Dataset records
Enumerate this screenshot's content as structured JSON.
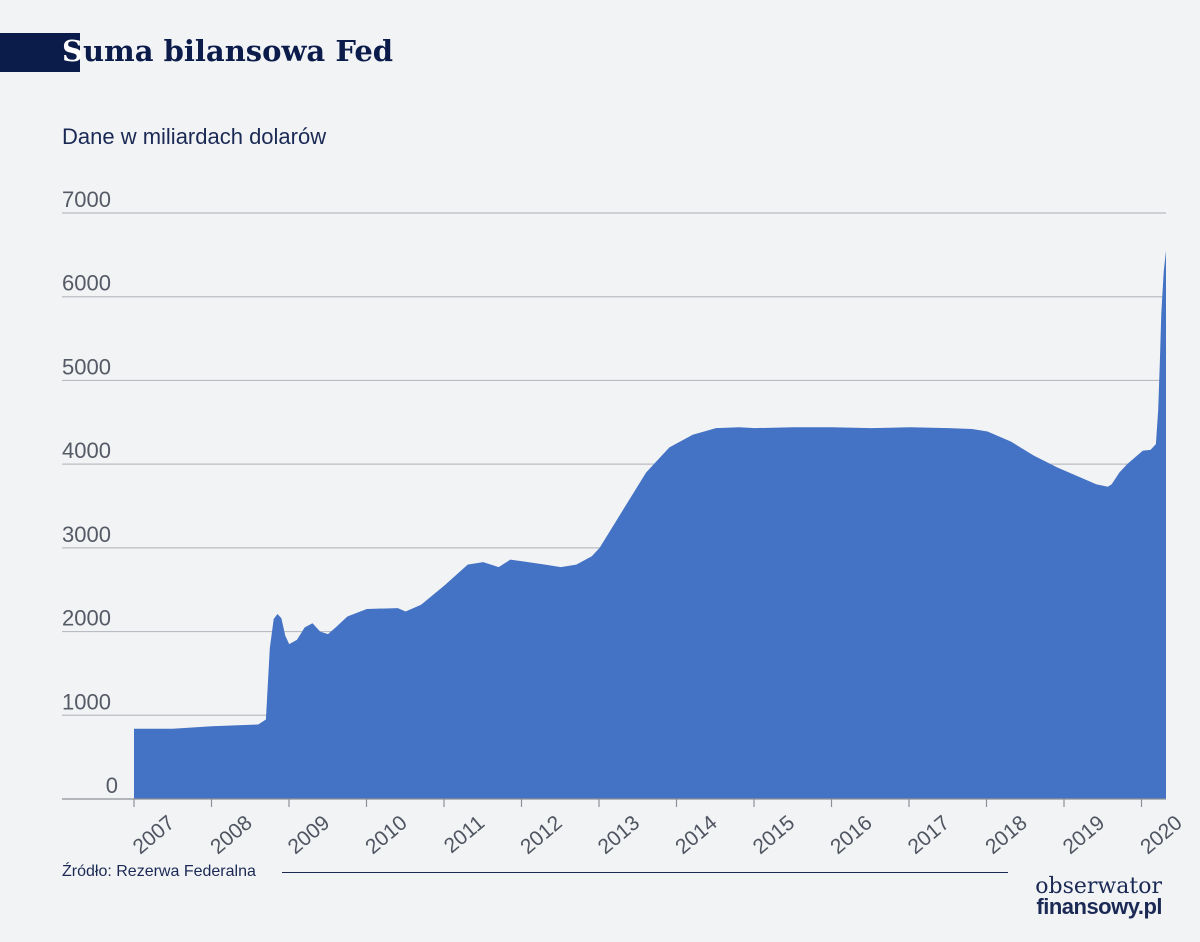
{
  "header": {
    "title_first": "S",
    "title_rest": "uma bilansowa Fed",
    "subtitle": "Dane w miliardach dolarów"
  },
  "footer": {
    "source": "Źródło: Rezerwa Federalna",
    "logo_top": "obserwator",
    "logo_bottom": "finansowy.pl"
  },
  "colors": {
    "area": "#4472c4",
    "grid": "#b9bcc2",
    "title": "#0b1b4a"
  },
  "chart_data": {
    "type": "area",
    "title": "Suma bilansowa Fed",
    "subtitle": "Dane w miliardach dolarów",
    "ylim": [
      0,
      7000
    ],
    "yticks": [
      "0",
      "1000",
      "2000",
      "3000",
      "4000",
      "5000",
      "6000",
      "7000"
    ],
    "xticks": [
      "2007",
      "2008",
      "2009",
      "2010",
      "2011",
      "2012",
      "2013",
      "2014",
      "2015",
      "2016",
      "2017",
      "2018",
      "2019",
      "2020"
    ],
    "xlim": [
      2007.0,
      2020.3
    ],
    "grid": true,
    "series": [
      {
        "x": [
          2007.0,
          2007.5,
          2008.0,
          2008.6,
          2008.7,
          2008.75,
          2008.8,
          2008.85,
          2008.9,
          2008.95,
          2009.0,
          2009.1,
          2009.2,
          2009.3,
          2009.4,
          2009.5,
          2009.6,
          2009.75,
          2010.0,
          2010.4,
          2010.5,
          2010.7,
          2011.0,
          2011.3,
          2011.5,
          2011.7,
          2011.85,
          2012.0,
          2012.3,
          2012.5,
          2012.7,
          2012.9,
          2013.0,
          2013.3,
          2013.6,
          2013.9,
          2014.2,
          2014.5,
          2014.8,
          2015.0,
          2015.5,
          2016.0,
          2016.5,
          2017.0,
          2017.5,
          2017.8,
          2018.0,
          2018.3,
          2018.6,
          2018.9,
          2019.2,
          2019.4,
          2019.55,
          2019.6,
          2019.7,
          2019.8,
          2019.9,
          2020.0,
          2020.1,
          2020.17,
          2020.2,
          2020.22,
          2020.24,
          2020.27,
          2020.3
        ],
        "values": [
          840,
          840,
          870,
          890,
          950,
          1800,
          2150,
          2210,
          2160,
          1950,
          1850,
          1900,
          2050,
          2100,
          2000,
          1970,
          2050,
          2180,
          2270,
          2280,
          2240,
          2320,
          2550,
          2800,
          2830,
          2770,
          2860,
          2840,
          2800,
          2770,
          2800,
          2900,
          3000,
          3450,
          3900,
          4200,
          4350,
          4430,
          4440,
          4430,
          4440,
          4440,
          4430,
          4440,
          4430,
          4420,
          4390,
          4270,
          4100,
          3960,
          3840,
          3760,
          3730,
          3760,
          3900,
          4000,
          4080,
          4160,
          4170,
          4240,
          4650,
          5200,
          5800,
          6300,
          6550
        ]
      }
    ]
  }
}
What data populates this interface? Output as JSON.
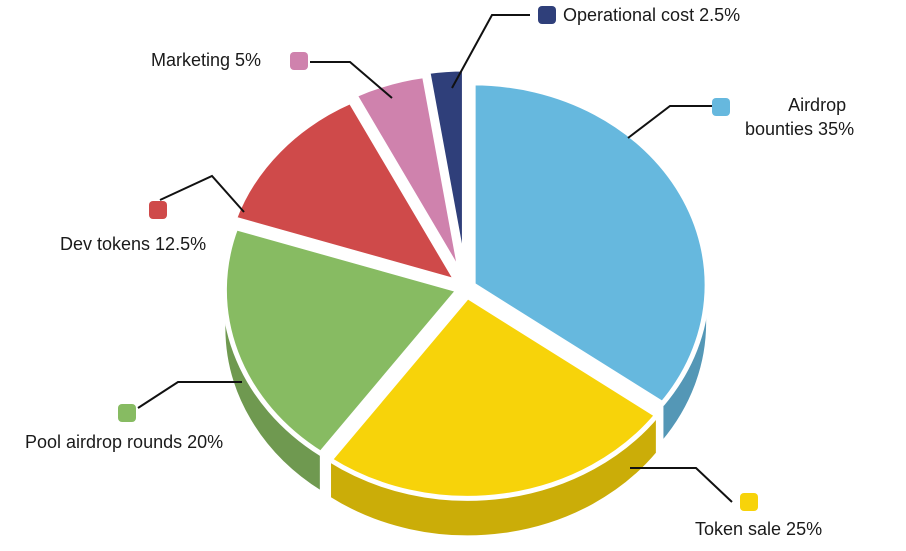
{
  "chart_data": {
    "type": "pie",
    "style": "3d-exploded",
    "slices": [
      {
        "label": "Airdrop bounties",
        "text": "Airdrop bounties 35%",
        "text_lines": [
          "Airdrop",
          "bounties 35%"
        ],
        "value": 35,
        "color": "#66b8de"
      },
      {
        "label": "Token sale",
        "text": "Token sale 25%",
        "value": 25,
        "color": "#f7d30a"
      },
      {
        "label": "Pool airdrop rounds",
        "text": "Pool airdrop rounds 20%",
        "value": 20,
        "color": "#87bb62"
      },
      {
        "label": "Dev tokens",
        "text": "Dev tokens 12.5%",
        "value": 12.5,
        "color": "#cf4a4a"
      },
      {
        "label": "Marketing",
        "text": "Marketing 5%",
        "value": 5,
        "color": "#cf82ad"
      },
      {
        "label": "Operational cost",
        "text": "Operational cost 2.5%",
        "value": 2.5,
        "color": "#2f3f7a"
      }
    ],
    "legend": "callout-labels"
  }
}
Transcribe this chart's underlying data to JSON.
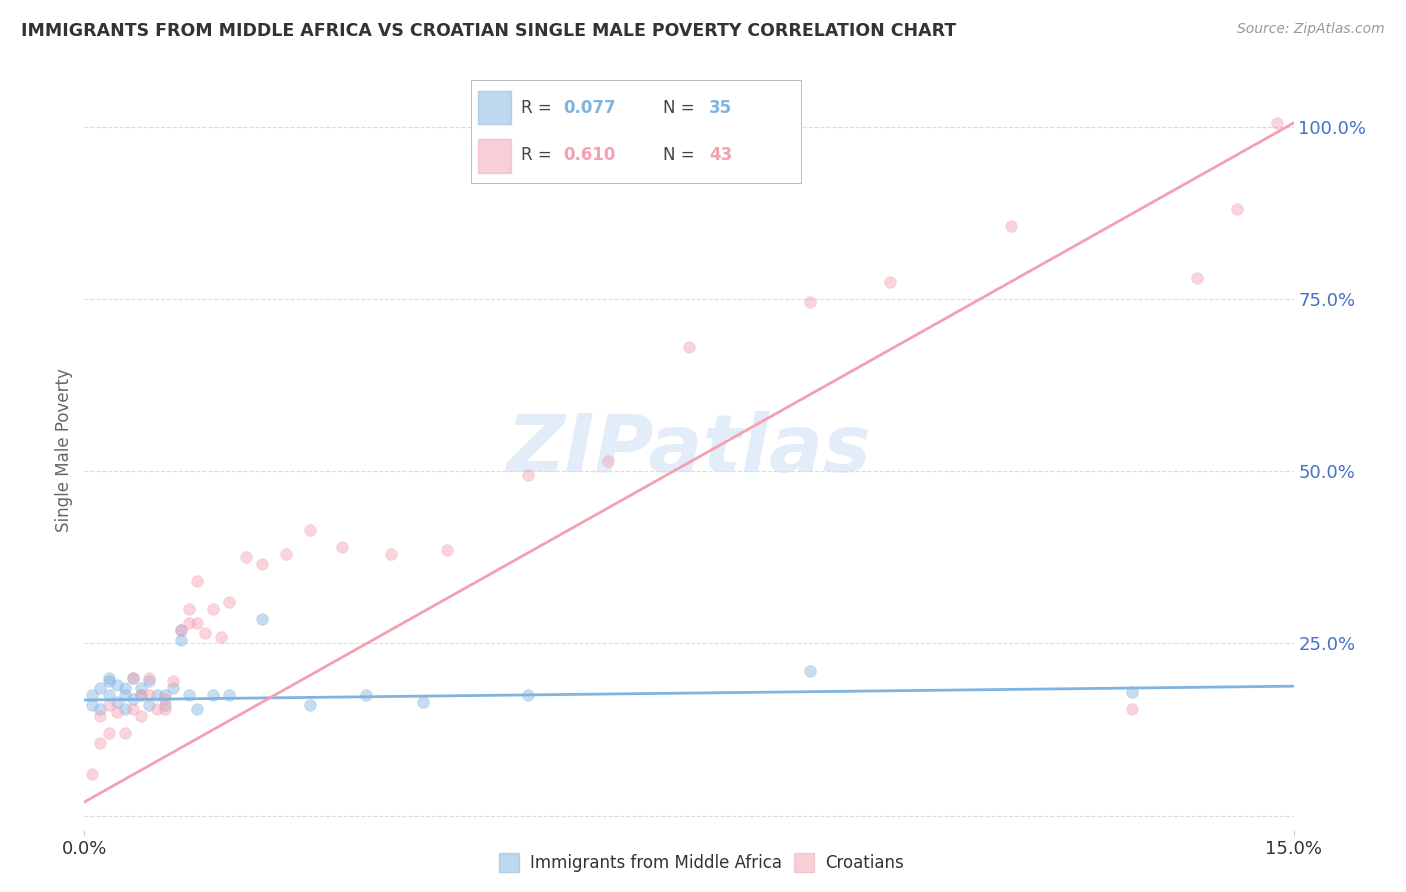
{
  "title": "IMMIGRANTS FROM MIDDLE AFRICA VS CROATIAN SINGLE MALE POVERTY CORRELATION CHART",
  "source": "Source: ZipAtlas.com",
  "ylabel": "Single Male Poverty",
  "watermark": "ZIPatlas",
  "legend_entries": [
    {
      "label": "Immigrants from Middle Africa",
      "R": "0.077",
      "N": "35",
      "color": "#7fb3e0"
    },
    {
      "label": "Croatians",
      "R": "0.610",
      "N": "43",
      "color": "#f4a0b0"
    }
  ],
  "blue_scatter_x": [
    0.001,
    0.001,
    0.002,
    0.002,
    0.003,
    0.003,
    0.003,
    0.004,
    0.004,
    0.005,
    0.005,
    0.005,
    0.006,
    0.006,
    0.007,
    0.007,
    0.008,
    0.008,
    0.009,
    0.01,
    0.01,
    0.011,
    0.012,
    0.012,
    0.013,
    0.014,
    0.016,
    0.018,
    0.022,
    0.028,
    0.035,
    0.042,
    0.055,
    0.09,
    0.13
  ],
  "blue_scatter_y": [
    0.175,
    0.16,
    0.185,
    0.155,
    0.195,
    0.175,
    0.2,
    0.165,
    0.19,
    0.175,
    0.185,
    0.155,
    0.2,
    0.17,
    0.185,
    0.175,
    0.16,
    0.195,
    0.175,
    0.16,
    0.175,
    0.185,
    0.27,
    0.255,
    0.175,
    0.155,
    0.175,
    0.175,
    0.285,
    0.16,
    0.175,
    0.165,
    0.175,
    0.21,
    0.18
  ],
  "pink_scatter_x": [
    0.001,
    0.002,
    0.002,
    0.003,
    0.003,
    0.004,
    0.005,
    0.006,
    0.006,
    0.007,
    0.007,
    0.008,
    0.008,
    0.009,
    0.01,
    0.01,
    0.011,
    0.012,
    0.013,
    0.013,
    0.014,
    0.014,
    0.015,
    0.016,
    0.017,
    0.018,
    0.02,
    0.022,
    0.025,
    0.028,
    0.032,
    0.038,
    0.045,
    0.055,
    0.065,
    0.075,
    0.09,
    0.1,
    0.115,
    0.13,
    0.138,
    0.143,
    0.148
  ],
  "pink_scatter_y": [
    0.06,
    0.105,
    0.145,
    0.12,
    0.16,
    0.15,
    0.12,
    0.155,
    0.2,
    0.175,
    0.145,
    0.175,
    0.2,
    0.155,
    0.155,
    0.17,
    0.195,
    0.27,
    0.28,
    0.3,
    0.34,
    0.28,
    0.265,
    0.3,
    0.26,
    0.31,
    0.375,
    0.365,
    0.38,
    0.415,
    0.39,
    0.38,
    0.385,
    0.495,
    0.515,
    0.68,
    0.745,
    0.775,
    0.855,
    0.155,
    0.78,
    0.88,
    1.005
  ],
  "blue_line_x": [
    0.0,
    0.15
  ],
  "blue_line_y": [
    0.168,
    0.188
  ],
  "pink_line_x": [
    0.0,
    0.15
  ],
  "pink_line_y": [
    0.02,
    1.005
  ],
  "xlim": [
    0.0,
    0.15
  ],
  "ylim": [
    -0.02,
    1.08
  ],
  "background_color": "#ffffff",
  "scatter_size": 70,
  "scatter_alpha": 0.45,
  "title_color": "#333333",
  "source_color": "#999999",
  "right_tick_color": "#4472c4",
  "ylabel_color": "#666666",
  "grid_color": "#dddddd",
  "ytick_vals": [
    0.0,
    0.25,
    0.5,
    0.75,
    1.0
  ],
  "ytick_labels": [
    "",
    "25.0%",
    "50.0%",
    "75.0%",
    "100.0%"
  ]
}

WHAT NEEDS TO BE DONE :: Drop the images and quote the entries word for word.

FINISHED TASK ::
Enumerate this screenshot's content as structured JSON.
{
  "header": {
    "title_first": "S",
    "title_rest": "uma bilansowa Fed",
    "subtitle": "Dane w miliardach dolarów"
  },
  "footer": {
    "source": "Źródło: Rezerwa Federalna",
    "logo_top": "obserwator",
    "logo_bottom": "finansowy.pl"
  },
  "colors": {
    "area": "#4472c4",
    "grid": "#b9bcc2",
    "title": "#0b1b4a"
  },
  "chart_data": {
    "type": "area",
    "title": "Suma bilansowa Fed",
    "subtitle": "Dane w miliardach dolarów",
    "ylim": [
      0,
      7000
    ],
    "yticks": [
      "0",
      "1000",
      "2000",
      "3000",
      "4000",
      "5000",
      "6000",
      "7000"
    ],
    "xticks": [
      "2007",
      "2008",
      "2009",
      "2010",
      "2011",
      "2012",
      "2013",
      "2014",
      "2015",
      "2016",
      "2017",
      "2018",
      "2019",
      "2020"
    ],
    "xlim": [
      2007.0,
      2020.3
    ],
    "grid": true,
    "series": [
      {
        "x": [
          2007.0,
          2007.5,
          2008.0,
          2008.6,
          2008.7,
          2008.75,
          2008.8,
          2008.85,
          2008.9,
          2008.95,
          2009.0,
          2009.1,
          2009.2,
          2009.3,
          2009.4,
          2009.5,
          2009.6,
          2009.75,
          2010.0,
          2010.4,
          2010.5,
          2010.7,
          2011.0,
          2011.3,
          2011.5,
          2011.7,
          2011.85,
          2012.0,
          2012.3,
          2012.5,
          2012.7,
          2012.9,
          2013.0,
          2013.3,
          2013.6,
          2013.9,
          2014.2,
          2014.5,
          2014.8,
          2015.0,
          2015.5,
          2016.0,
          2016.5,
          2017.0,
          2017.5,
          2017.8,
          2018.0,
          2018.3,
          2018.6,
          2018.9,
          2019.2,
          2019.4,
          2019.55,
          2019.6,
          2019.7,
          2019.8,
          2019.9,
          2020.0,
          2020.1,
          2020.17,
          2020.2,
          2020.22,
          2020.24,
          2020.27,
          2020.3
        ],
        "values": [
          840,
          840,
          870,
          890,
          950,
          1800,
          2150,
          2210,
          2160,
          1950,
          1850,
          1900,
          2050,
          2100,
          2000,
          1970,
          2050,
          2180,
          2270,
          2280,
          2240,
          2320,
          2550,
          2800,
          2830,
          2770,
          2860,
          2840,
          2800,
          2770,
          2800,
          2900,
          3000,
          3450,
          3900,
          4200,
          4350,
          4430,
          4440,
          4430,
          4440,
          4440,
          4430,
          4440,
          4430,
          4420,
          4390,
          4270,
          4100,
          3960,
          3840,
          3760,
          3730,
          3760,
          3900,
          4000,
          4080,
          4160,
          4170,
          4240,
          4650,
          5200,
          5800,
          6300,
          6550
        ]
      }
    ]
  }
}
What data populates this interface? Output as JSON.
{
  "chart_data": {
    "type": "pie",
    "style": "3d-exploded",
    "slices": [
      {
        "label": "Airdrop bounties",
        "text": "Airdrop bounties 35%",
        "text_lines": [
          "Airdrop",
          "bounties 35%"
        ],
        "value": 35,
        "color": "#66b8de"
      },
      {
        "label": "Token sale",
        "text": "Token sale 25%",
        "value": 25,
        "color": "#f7d30a"
      },
      {
        "label": "Pool airdrop rounds",
        "text": "Pool airdrop rounds 20%",
        "value": 20,
        "color": "#87bb62"
      },
      {
        "label": "Dev tokens",
        "text": "Dev tokens 12.5%",
        "value": 12.5,
        "color": "#cf4a4a"
      },
      {
        "label": "Marketing",
        "text": "Marketing 5%",
        "value": 5,
        "color": "#cf82ad"
      },
      {
        "label": "Operational cost",
        "text": "Operational cost 2.5%",
        "value": 2.5,
        "color": "#2f3f7a"
      }
    ],
    "legend": "callout-labels"
  }
}
Transcribe this chart's underlying data to JSON.
{
  "title": "IMMIGRANTS FROM MIDDLE AFRICA VS CROATIAN SINGLE MALE POVERTY CORRELATION CHART",
  "source": "Source: ZipAtlas.com",
  "ylabel": "Single Male Poverty",
  "watermark": "ZIPatlas",
  "legend_entries": [
    {
      "label": "Immigrants from Middle Africa",
      "R": "0.077",
      "N": "35",
      "color": "#7fb3e0"
    },
    {
      "label": "Croatians",
      "R": "0.610",
      "N": "43",
      "color": "#f4a0b0"
    }
  ],
  "blue_scatter_x": [
    0.001,
    0.001,
    0.002,
    0.002,
    0.003,
    0.003,
    0.003,
    0.004,
    0.004,
    0.005,
    0.005,
    0.005,
    0.006,
    0.006,
    0.007,
    0.007,
    0.008,
    0.008,
    0.009,
    0.01,
    0.01,
    0.011,
    0.012,
    0.012,
    0.013,
    0.014,
    0.016,
    0.018,
    0.022,
    0.028,
    0.035,
    0.042,
    0.055,
    0.09,
    0.13
  ],
  "blue_scatter_y": [
    0.175,
    0.16,
    0.185,
    0.155,
    0.195,
    0.175,
    0.2,
    0.165,
    0.19,
    0.175,
    0.185,
    0.155,
    0.2,
    0.17,
    0.185,
    0.175,
    0.16,
    0.195,
    0.175,
    0.16,
    0.175,
    0.185,
    0.27,
    0.255,
    0.175,
    0.155,
    0.175,
    0.175,
    0.285,
    0.16,
    0.175,
    0.165,
    0.175,
    0.21,
    0.18
  ],
  "pink_scatter_x": [
    0.001,
    0.002,
    0.002,
    0.003,
    0.003,
    0.004,
    0.005,
    0.006,
    0.006,
    0.007,
    0.007,
    0.008,
    0.008,
    0.009,
    0.01,
    0.01,
    0.011,
    0.012,
    0.013,
    0.013,
    0.014,
    0.014,
    0.015,
    0.016,
    0.017,
    0.018,
    0.02,
    0.022,
    0.025,
    0.028,
    0.032,
    0.038,
    0.045,
    0.055,
    0.065,
    0.075,
    0.09,
    0.1,
    0.115,
    0.13,
    0.138,
    0.143,
    0.148
  ],
  "pink_scatter_y": [
    0.06,
    0.105,
    0.145,
    0.12,
    0.16,
    0.15,
    0.12,
    0.155,
    0.2,
    0.175,
    0.145,
    0.175,
    0.2,
    0.155,
    0.155,
    0.17,
    0.195,
    0.27,
    0.28,
    0.3,
    0.34,
    0.28,
    0.265,
    0.3,
    0.26,
    0.31,
    0.375,
    0.365,
    0.38,
    0.415,
    0.39,
    0.38,
    0.385,
    0.495,
    0.515,
    0.68,
    0.745,
    0.775,
    0.855,
    0.155,
    0.78,
    0.88,
    1.005
  ],
  "blue_line_x": [
    0.0,
    0.15
  ],
  "blue_line_y": [
    0.168,
    0.188
  ],
  "pink_line_x": [
    0.0,
    0.15
  ],
  "pink_line_y": [
    0.02,
    1.005
  ],
  "xlim": [
    0.0,
    0.15
  ],
  "ylim": [
    -0.02,
    1.08
  ],
  "background_color": "#ffffff",
  "scatter_size": 70,
  "scatter_alpha": 0.45,
  "title_color": "#333333",
  "source_color": "#999999",
  "right_tick_color": "#4472c4",
  "ylabel_color": "#666666",
  "grid_color": "#dddddd",
  "ytick_vals": [
    0.0,
    0.25,
    0.5,
    0.75,
    1.0
  ],
  "ytick_labels": [
    "",
    "25.0%",
    "50.0%",
    "75.0%",
    "100.0%"
  ]
}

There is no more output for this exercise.